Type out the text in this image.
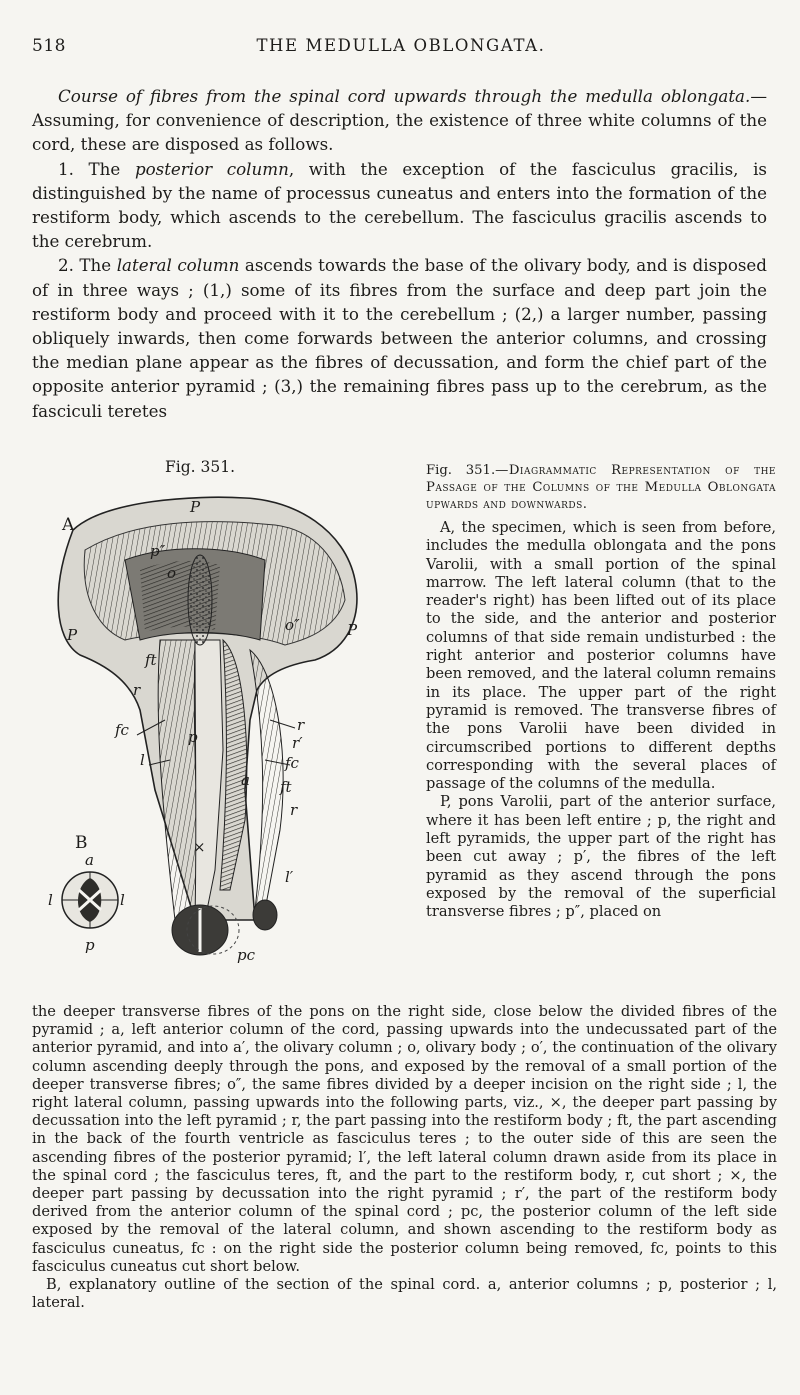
518	THE MEDULLA OBLONGATA.

Course of fibres from the spinal cord upwards through the medulla oblongata.—Assuming, for convenience of description, the existence of three white columns of the cord, these are disposed as follows.

1. The posterior column, with the exception of the fasciculus gracilis, is distinguished by the name of processus cuneatus and enters into the formation of the restiform body, which ascends to the cerebellum. The fasciculus gracilis ascends to the cerebrum.

2. The lateral column ascends towards the base of the olivary body, and is disposed of in three ways ; (1,) some of its fibres from the surface and deep part join the restiform body and proceed with it to the cerebellum ; (2,) a larger number, passing obliquely inwards, then come forwards between the anterior columns, and crossing the median plane appear as the fibres of decussation, and form the chief part of the opposite anterior pyramid ; (3,) the remaining fibres pass up to the cerebrum, as the fasciculi teretes

Fig. 351.
A
P
P	P
p″
o
o″
ft
r
fc
l
p
a
pc
r
r′
fc
ft
r
l′
×
a
l	l
p
B

Fig. 351.—Diagrammatic Representation of the Passage of the Columns of the Medulla Oblongata upwards and downwards.

A, the specimen, which is seen from before, includes the medulla oblongata and the pons Varolii, with a small portion of the spinal marrow. The left lateral column (that to the reader's right) has been lifted out of its place to the side, and the anterior and posterior columns of that side remain undisturbed : the right anterior and posterior columns have been removed, and the lateral column remains in its place. The upper part of the right pyramid is removed. The transverse fibres of the pons Varolii have been divided in circumscribed portions to different depths corresponding with the several places of passage of the columns of the medulla.

P, pons Varolii, part of the anterior surface, where it has been left entire ; p, the right and left pyramids, the upper part of the right has been cut away ; p′, the fibres of the left pyramid as they ascend through the pons exposed by the removal of the superficial transverse fibres ; p″, placed on

the deeper transverse fibres of the pons on the right side, close below the divided fibres of the pyramid ; a, left anterior column of the cord, passing upwards into the undecussated part of the anterior pyramid, and into a′, the olivary column ; o, olivary body ; o′, the continuation of the olivary column ascending deeply through the pons, and exposed by the removal of a small portion of the deeper transverse fibres; o″, the same fibres divided by a deeper incision on the right side ; l, the right lateral column, passing upwards into the following parts, viz., ×, the deeper part passing by decussation into the left pyramid ; r, the part passing into the restiform body ; ft, the part ascending in the back of the fourth ventricle as fasciculus teres ; to the outer side of this are seen the ascending fibres of the posterior pyramid; l′, the left lateral column drawn aside from its place in the spinal cord ; the fasciculus teres, ft, and the part to the restiform body, r, cut short ; ×, the deeper part passing by decussation into the right pyramid ; r′, the part of the restiform body derived from the anterior column of the spinal cord ; pc, the posterior column of the left side exposed by the removal of the lateral column, and shown ascending to the restiform body as fasciculus cuneatus, fc : on the right side the posterior column being removed, fc, points to this fasciculus cuneatus cut short below.

B, explanatory outline of the section of the spinal cord. a, anterior columns ; p, posterior ; l, lateral.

● Request: Quote in full the listing given above; the images are to be left out.

● Response:
Type out the text in this image.
518	THE MEDULLA OBLONGATA.

Course of fibres from the spinal cord upwards through the medulla oblongata.—Assuming, for convenience of description, the existence of three white columns of the cord, these are disposed as follows.

1. The posterior column, with the exception of the fasciculus gracilis, is distinguished by the name of processus cuneatus and enters into the formation of the restiform body, which ascends to the cerebellum. The fasciculus gracilis ascends to the cerebrum.

2. The lateral column ascends towards the base of the olivary body, and is disposed of in three ways ; (1,) some of its fibres from the surface and deep part join the restiform body and proceed with it to the cerebellum ; (2,) a larger number, passing obliquely inwards, then come forwards between the anterior columns, and crossing the median plane appear as the fibres of decussation, and form the chief part of the opposite anterior pyramid ; (3,) the remaining fibres pass up to the cerebrum, as the fasciculi teretes

Fig. 351.
A
P
P	P
p″
o
o″
ft
r
fc
l
p
a
pc
r
r′
fc
ft
r
l′
×
a
l	l
p
B

Fig. 351.—Diagrammatic Representation of the Passage of the Columns of the Medulla Oblongata upwards and downwards.

A, the specimen, which is seen from before, includes the medulla oblongata and the pons Varolii, with a small portion of the spinal marrow. The left lateral column (that to the reader's right) has been lifted out of its place to the side, and the anterior and posterior columns of that side remain undisturbed : the right anterior and posterior columns have been removed, and the lateral column remains in its place. The upper part of the right pyramid is removed. The transverse fibres of the pons Varolii have been divided in circumscribed portions to different depths corresponding with the several places of passage of the columns of the medulla.

P, pons Varolii, part of the anterior surface, where it has been left entire ; p, the right and left pyramids, the upper part of the right has been cut away ; p′, the fibres of the left pyramid as they ascend through the pons exposed by the removal of the superficial transverse fibres ; p″, placed on

the deeper transverse fibres of the pons on the right side, close below the divided fibres of the pyramid ; a, left anterior column of the cord, passing upwards into the undecussated part of the anterior pyramid, and into a′, the olivary column ; o, olivary body ; o′, the continuation of the olivary column ascending deeply through the pons, and exposed by the removal of a small portion of the deeper transverse fibres; o″, the same fibres divided by a deeper incision on the right side ; l, the right lateral column, passing upwards into the following parts, viz., ×, the deeper part passing by decussation into the left pyramid ; r, the part passing into the restiform body ; ft, the part ascending in the back of the fourth ventricle as fasciculus teres ; to the outer side of this are seen the ascending fibres of the posterior pyramid; l′, the left lateral column drawn aside from its place in the spinal cord ; the fasciculus teres, ft, and the part to the restiform body, r, cut short ; ×, the deeper part passing by decussation into the right pyramid ; r′, the part of the restiform body derived from the anterior column of the spinal cord ; pc, the posterior column of the left side exposed by the removal of the lateral column, and shown ascending to the restiform body as fasciculus cuneatus, fc : on the right side the posterior column being removed, fc, points to this fasciculus cuneatus cut short below.

B, explanatory outline of the section of the spinal cord. a, anterior columns ; p, posterior ; l, lateral.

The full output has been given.